** Requirement **
Find the string "FISMDF" in the entries and copy each line that has it.

Data records:
[Start]

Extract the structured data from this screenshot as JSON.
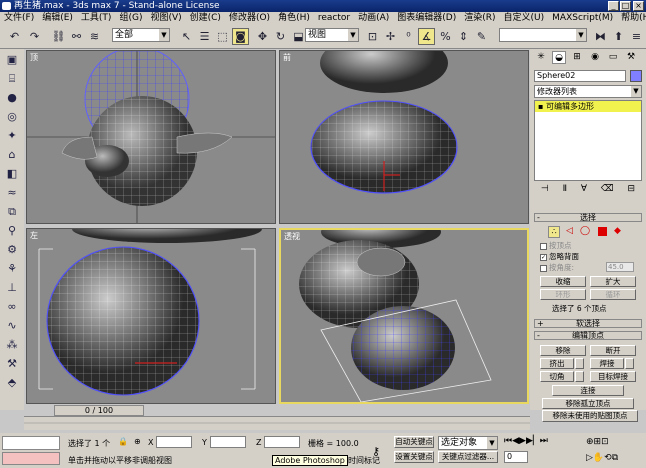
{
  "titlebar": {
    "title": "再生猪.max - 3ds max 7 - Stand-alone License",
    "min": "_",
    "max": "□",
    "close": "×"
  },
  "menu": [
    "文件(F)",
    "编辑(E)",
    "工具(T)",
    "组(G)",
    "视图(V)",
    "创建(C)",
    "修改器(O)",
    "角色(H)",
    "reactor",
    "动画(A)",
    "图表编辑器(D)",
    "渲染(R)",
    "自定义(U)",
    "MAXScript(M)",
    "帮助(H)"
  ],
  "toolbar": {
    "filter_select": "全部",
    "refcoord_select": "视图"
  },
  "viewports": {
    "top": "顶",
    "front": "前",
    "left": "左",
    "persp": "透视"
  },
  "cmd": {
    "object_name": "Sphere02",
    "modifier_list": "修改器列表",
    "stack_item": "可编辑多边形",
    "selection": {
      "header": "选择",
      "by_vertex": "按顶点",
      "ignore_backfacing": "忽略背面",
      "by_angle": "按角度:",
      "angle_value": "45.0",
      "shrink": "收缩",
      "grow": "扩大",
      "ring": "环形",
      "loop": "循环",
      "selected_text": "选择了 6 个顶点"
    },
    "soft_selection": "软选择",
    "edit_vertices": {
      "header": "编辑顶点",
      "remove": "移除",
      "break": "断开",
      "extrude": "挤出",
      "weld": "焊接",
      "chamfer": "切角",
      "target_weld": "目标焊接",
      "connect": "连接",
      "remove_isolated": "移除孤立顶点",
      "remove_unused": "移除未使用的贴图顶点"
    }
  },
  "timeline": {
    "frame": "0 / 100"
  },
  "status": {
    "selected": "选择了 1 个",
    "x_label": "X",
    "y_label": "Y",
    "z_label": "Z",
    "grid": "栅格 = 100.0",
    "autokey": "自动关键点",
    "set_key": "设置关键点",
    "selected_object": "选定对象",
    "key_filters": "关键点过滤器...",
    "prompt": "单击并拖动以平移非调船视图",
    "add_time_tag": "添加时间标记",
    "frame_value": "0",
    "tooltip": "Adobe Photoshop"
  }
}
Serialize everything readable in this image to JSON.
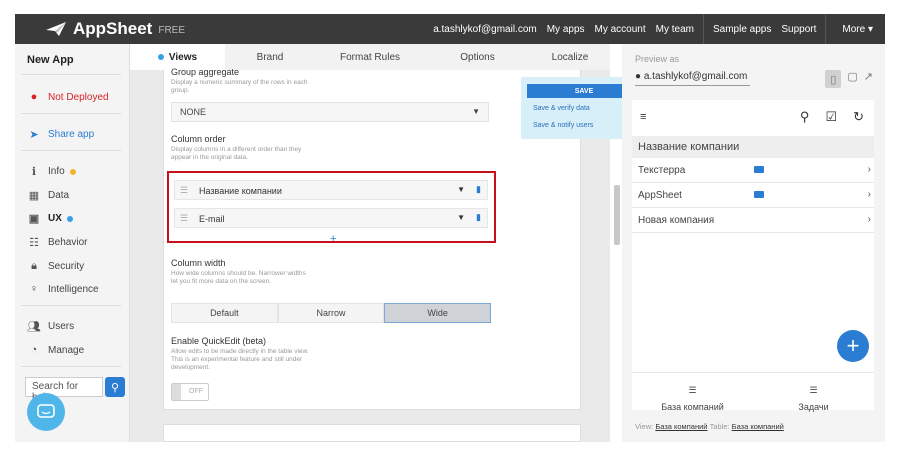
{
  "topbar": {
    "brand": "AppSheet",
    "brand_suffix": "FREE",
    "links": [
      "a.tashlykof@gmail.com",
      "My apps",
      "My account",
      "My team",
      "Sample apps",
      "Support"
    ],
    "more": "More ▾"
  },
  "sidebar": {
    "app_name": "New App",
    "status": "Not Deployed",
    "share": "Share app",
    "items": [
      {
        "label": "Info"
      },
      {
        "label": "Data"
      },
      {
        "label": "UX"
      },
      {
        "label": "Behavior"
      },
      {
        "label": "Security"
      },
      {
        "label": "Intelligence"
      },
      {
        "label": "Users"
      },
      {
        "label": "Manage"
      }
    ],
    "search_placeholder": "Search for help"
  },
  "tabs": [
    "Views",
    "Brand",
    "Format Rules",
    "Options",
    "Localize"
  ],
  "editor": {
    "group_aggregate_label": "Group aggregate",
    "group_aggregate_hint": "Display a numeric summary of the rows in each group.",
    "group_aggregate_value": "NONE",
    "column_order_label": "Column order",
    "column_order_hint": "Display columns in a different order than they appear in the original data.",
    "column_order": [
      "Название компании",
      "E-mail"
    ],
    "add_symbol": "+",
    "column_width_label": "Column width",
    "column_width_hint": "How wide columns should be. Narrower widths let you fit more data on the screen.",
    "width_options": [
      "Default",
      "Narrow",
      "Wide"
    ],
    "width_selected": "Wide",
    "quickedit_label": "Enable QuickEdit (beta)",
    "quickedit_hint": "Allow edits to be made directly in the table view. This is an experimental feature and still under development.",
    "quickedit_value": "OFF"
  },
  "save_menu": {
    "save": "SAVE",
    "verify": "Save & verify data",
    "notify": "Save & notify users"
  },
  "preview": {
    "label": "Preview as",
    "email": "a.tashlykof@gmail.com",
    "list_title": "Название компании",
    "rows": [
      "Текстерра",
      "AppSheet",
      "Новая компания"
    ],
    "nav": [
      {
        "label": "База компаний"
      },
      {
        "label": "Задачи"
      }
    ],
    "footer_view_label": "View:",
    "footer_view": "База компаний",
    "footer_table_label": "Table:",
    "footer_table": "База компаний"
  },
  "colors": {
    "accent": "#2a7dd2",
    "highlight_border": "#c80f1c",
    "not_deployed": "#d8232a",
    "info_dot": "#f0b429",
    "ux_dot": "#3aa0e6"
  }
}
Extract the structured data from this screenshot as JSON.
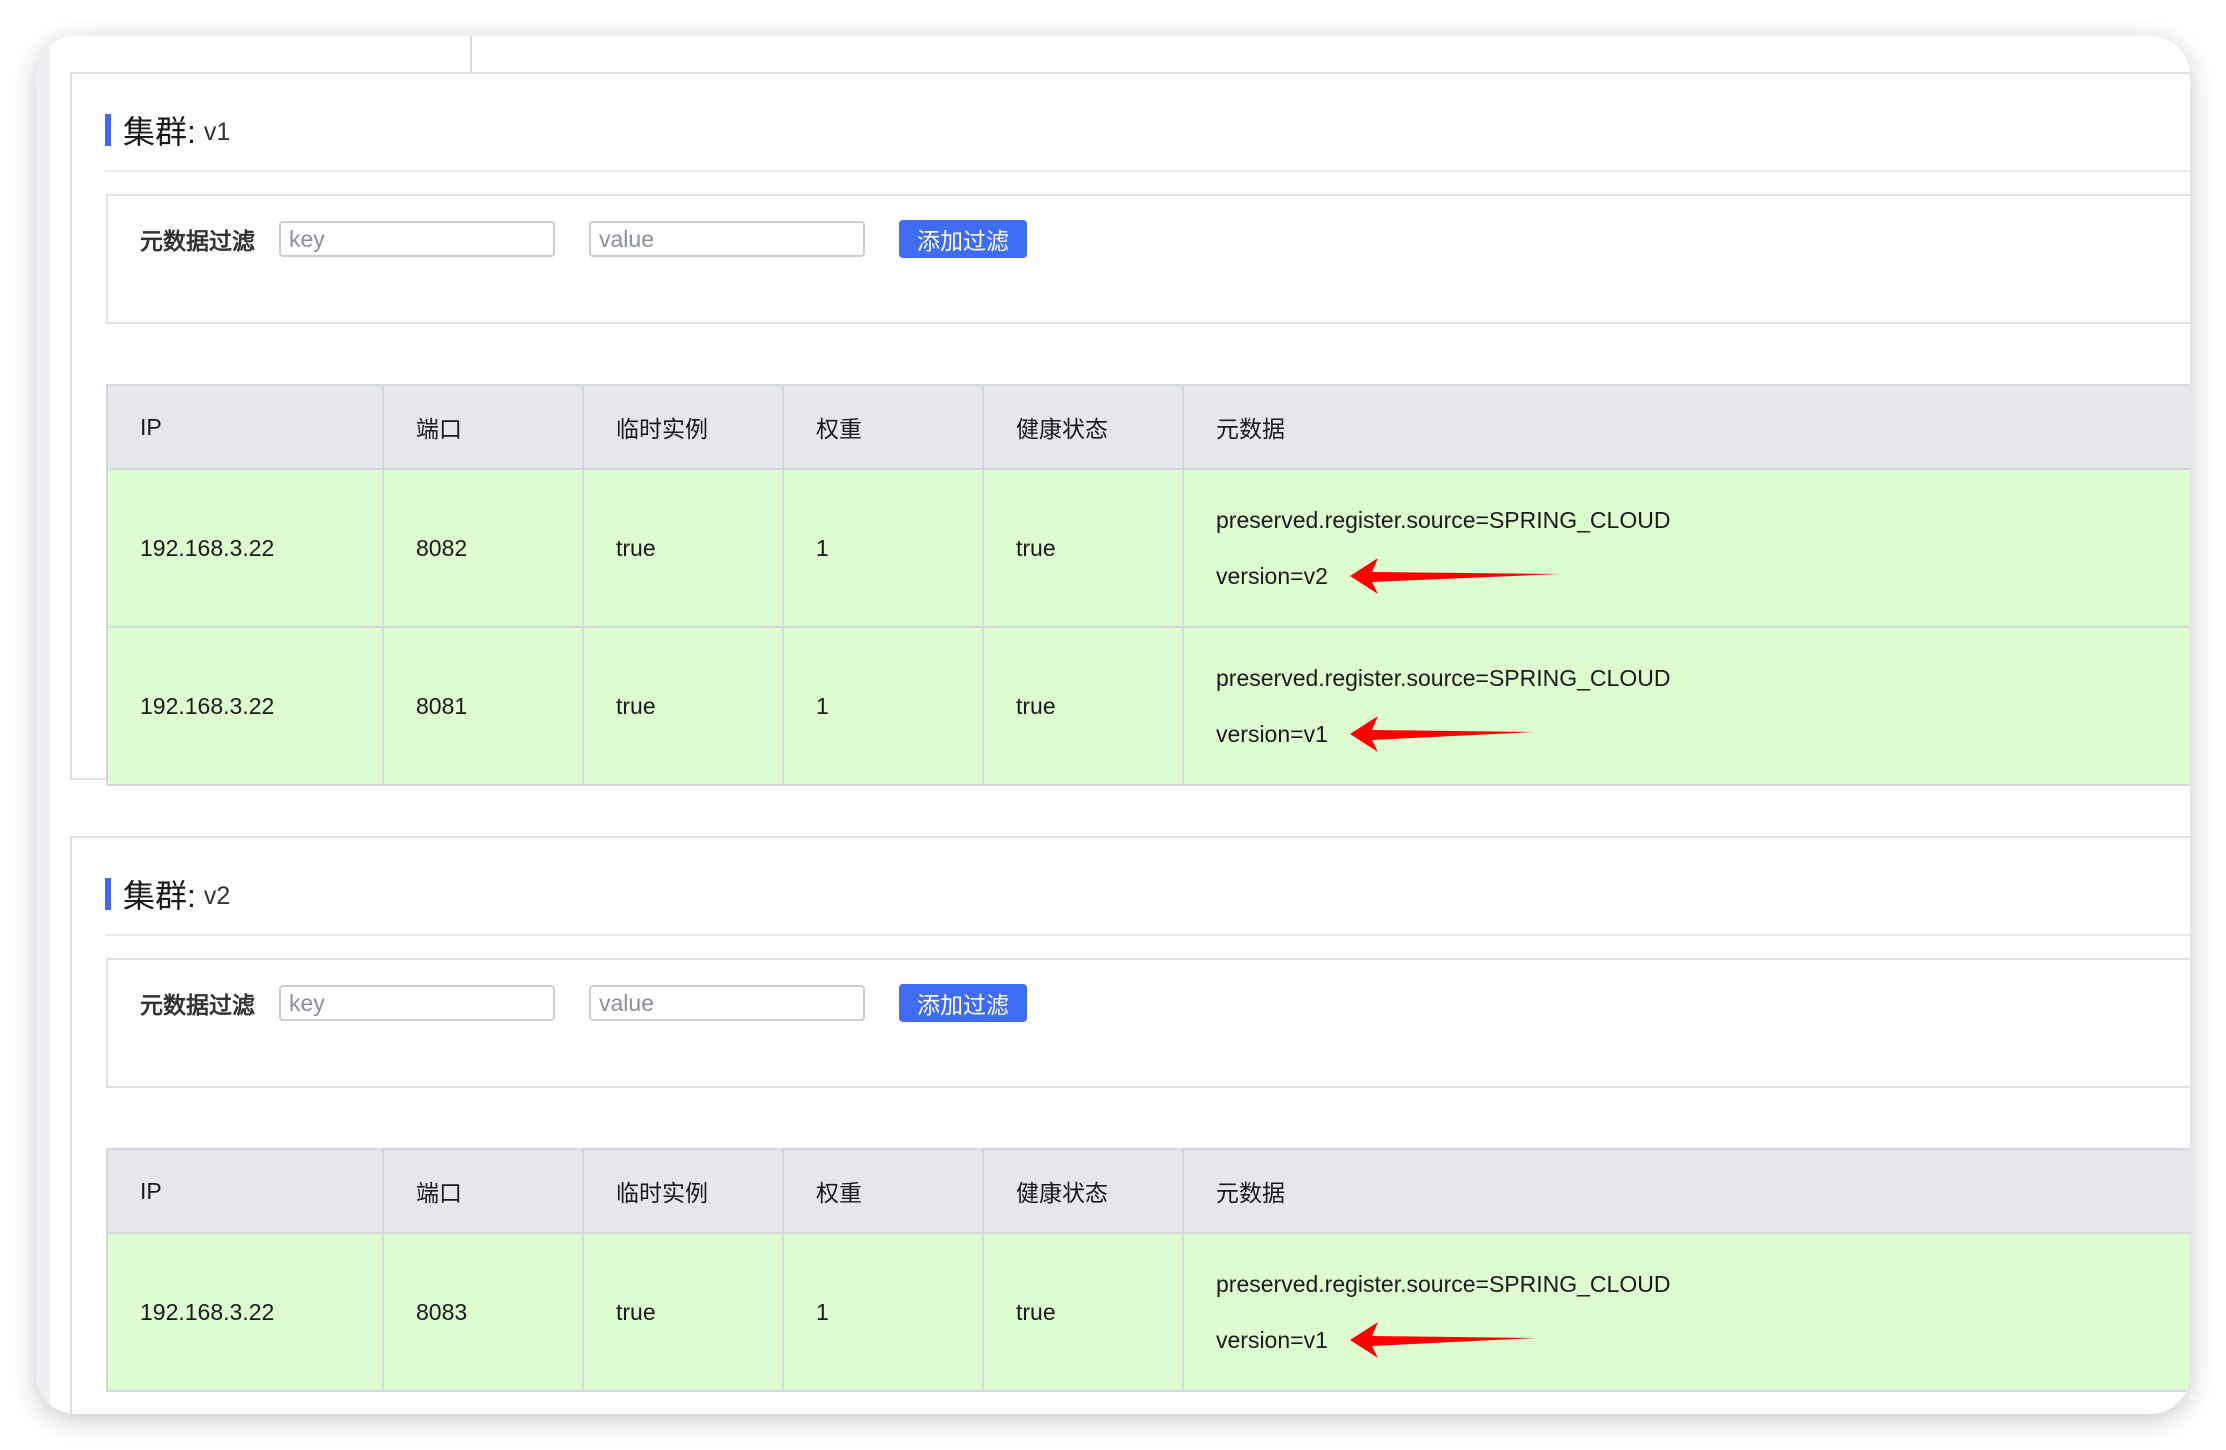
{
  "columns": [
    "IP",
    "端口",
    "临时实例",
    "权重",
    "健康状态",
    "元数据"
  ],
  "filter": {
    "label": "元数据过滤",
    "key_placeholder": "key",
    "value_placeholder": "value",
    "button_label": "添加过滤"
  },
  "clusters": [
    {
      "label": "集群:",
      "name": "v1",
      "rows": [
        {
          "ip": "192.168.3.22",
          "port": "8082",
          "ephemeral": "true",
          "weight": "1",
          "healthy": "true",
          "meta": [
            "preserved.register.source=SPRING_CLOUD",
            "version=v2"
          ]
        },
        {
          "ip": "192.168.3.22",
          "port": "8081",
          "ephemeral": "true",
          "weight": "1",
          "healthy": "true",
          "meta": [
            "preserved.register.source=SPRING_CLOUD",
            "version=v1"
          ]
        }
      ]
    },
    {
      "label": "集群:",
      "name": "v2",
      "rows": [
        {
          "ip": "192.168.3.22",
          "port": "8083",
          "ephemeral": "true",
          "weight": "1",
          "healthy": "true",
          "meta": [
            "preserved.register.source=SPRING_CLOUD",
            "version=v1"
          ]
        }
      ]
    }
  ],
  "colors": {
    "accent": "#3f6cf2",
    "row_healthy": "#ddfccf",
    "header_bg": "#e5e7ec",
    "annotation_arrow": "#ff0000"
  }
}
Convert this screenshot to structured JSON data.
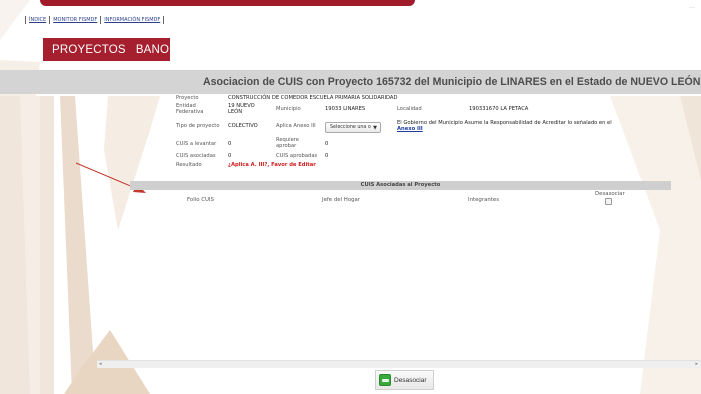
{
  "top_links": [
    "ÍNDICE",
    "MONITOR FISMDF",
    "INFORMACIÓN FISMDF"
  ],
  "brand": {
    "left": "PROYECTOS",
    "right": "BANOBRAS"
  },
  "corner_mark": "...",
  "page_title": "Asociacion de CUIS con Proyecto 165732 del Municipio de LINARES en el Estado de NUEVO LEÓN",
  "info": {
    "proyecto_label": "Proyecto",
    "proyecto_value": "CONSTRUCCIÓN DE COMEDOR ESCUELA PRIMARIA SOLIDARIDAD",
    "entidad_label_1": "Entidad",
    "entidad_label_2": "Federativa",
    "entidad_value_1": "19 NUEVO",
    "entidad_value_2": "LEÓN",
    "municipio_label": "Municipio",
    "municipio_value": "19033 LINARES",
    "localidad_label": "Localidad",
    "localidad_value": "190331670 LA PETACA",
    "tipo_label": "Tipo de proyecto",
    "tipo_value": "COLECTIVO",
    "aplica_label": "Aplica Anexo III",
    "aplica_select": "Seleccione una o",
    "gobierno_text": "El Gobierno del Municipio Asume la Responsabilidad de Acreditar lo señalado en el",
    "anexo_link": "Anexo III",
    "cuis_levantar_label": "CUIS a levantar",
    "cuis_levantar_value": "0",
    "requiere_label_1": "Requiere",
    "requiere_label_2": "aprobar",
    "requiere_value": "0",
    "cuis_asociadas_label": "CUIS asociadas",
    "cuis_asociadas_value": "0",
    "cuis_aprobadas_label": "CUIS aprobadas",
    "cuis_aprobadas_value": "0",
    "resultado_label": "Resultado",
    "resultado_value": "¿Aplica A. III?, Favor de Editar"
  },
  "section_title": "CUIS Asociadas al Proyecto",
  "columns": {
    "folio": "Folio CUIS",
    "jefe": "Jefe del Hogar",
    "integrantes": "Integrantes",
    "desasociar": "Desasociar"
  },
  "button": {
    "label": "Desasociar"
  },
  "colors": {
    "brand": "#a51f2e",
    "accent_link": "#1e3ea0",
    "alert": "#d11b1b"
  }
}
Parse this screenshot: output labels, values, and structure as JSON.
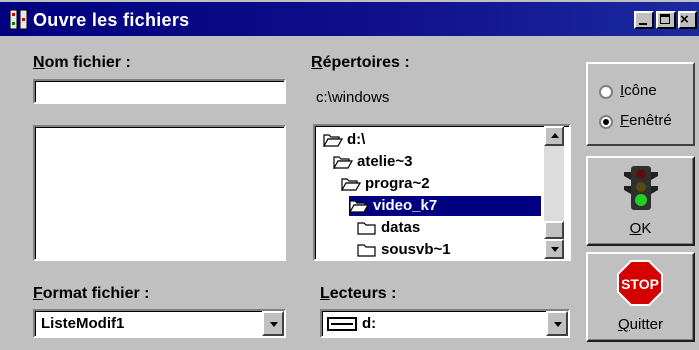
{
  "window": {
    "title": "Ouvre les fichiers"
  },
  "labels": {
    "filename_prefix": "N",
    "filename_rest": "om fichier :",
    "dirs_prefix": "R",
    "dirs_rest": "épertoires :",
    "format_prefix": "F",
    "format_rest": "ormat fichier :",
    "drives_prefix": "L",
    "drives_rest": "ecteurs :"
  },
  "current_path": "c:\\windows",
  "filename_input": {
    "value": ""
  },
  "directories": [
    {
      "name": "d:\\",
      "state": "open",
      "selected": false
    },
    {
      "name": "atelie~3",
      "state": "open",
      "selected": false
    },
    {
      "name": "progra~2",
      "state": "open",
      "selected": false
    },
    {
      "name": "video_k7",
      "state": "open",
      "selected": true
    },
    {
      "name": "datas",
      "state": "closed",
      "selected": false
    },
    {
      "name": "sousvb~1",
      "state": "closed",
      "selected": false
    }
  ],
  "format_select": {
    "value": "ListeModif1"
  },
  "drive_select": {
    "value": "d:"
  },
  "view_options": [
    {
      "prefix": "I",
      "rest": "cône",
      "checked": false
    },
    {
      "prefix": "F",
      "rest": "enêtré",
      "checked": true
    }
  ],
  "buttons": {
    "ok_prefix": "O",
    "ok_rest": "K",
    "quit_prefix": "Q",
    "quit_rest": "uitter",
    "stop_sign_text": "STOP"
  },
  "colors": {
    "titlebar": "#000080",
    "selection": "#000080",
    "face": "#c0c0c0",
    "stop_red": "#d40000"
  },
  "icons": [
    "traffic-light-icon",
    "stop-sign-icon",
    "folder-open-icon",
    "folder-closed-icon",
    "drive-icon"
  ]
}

[End]

** Result for this exercise **
    "MONITOR FISMDF",
    "INFORMACIÓN FISMDF"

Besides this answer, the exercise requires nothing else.